EXERCISE INSTRUCTIONS: Find each line holding the word "title" and give the number of such lines, nothing else.

— START OF DATA SECTION —

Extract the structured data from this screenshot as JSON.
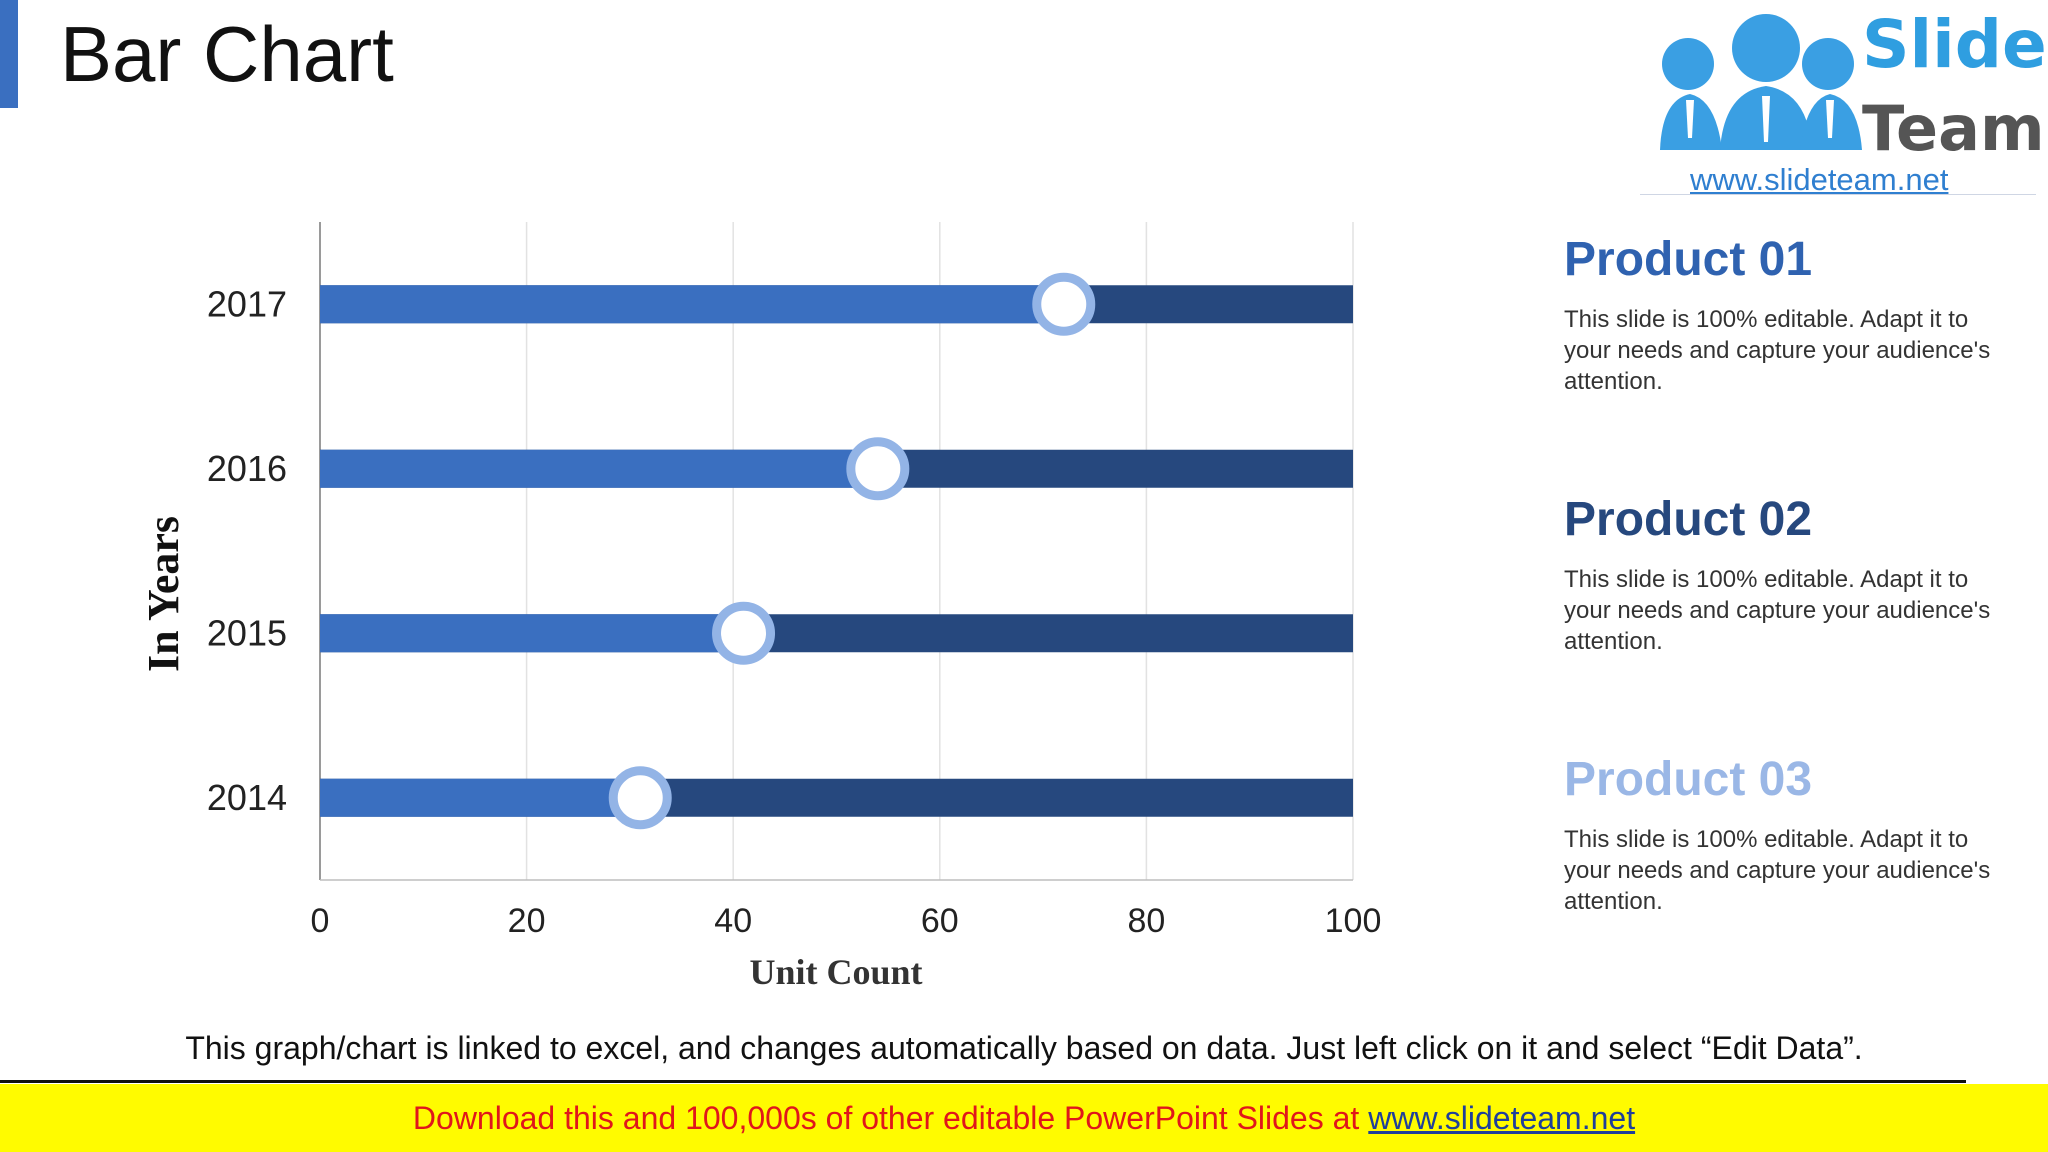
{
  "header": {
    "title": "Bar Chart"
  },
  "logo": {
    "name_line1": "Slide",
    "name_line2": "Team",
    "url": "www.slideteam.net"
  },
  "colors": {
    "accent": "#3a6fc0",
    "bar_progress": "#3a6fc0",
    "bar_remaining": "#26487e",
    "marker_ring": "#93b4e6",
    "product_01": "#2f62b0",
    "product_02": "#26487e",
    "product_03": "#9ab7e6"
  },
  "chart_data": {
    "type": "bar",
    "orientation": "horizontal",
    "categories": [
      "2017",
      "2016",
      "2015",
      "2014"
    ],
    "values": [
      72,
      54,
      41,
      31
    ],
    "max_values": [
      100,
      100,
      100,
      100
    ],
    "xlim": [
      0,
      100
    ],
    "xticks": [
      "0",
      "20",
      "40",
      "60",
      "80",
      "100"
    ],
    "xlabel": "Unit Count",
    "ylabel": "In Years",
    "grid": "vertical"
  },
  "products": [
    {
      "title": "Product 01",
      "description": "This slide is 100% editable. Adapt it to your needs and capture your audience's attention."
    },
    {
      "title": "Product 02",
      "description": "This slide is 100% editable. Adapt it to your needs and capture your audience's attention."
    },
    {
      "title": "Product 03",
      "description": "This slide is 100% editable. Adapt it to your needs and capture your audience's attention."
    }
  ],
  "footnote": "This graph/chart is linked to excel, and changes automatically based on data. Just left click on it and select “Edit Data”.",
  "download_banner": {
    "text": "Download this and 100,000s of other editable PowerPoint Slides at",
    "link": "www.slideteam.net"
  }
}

— END OF DATA SECTION —

ANSWER TO THE TASK: 4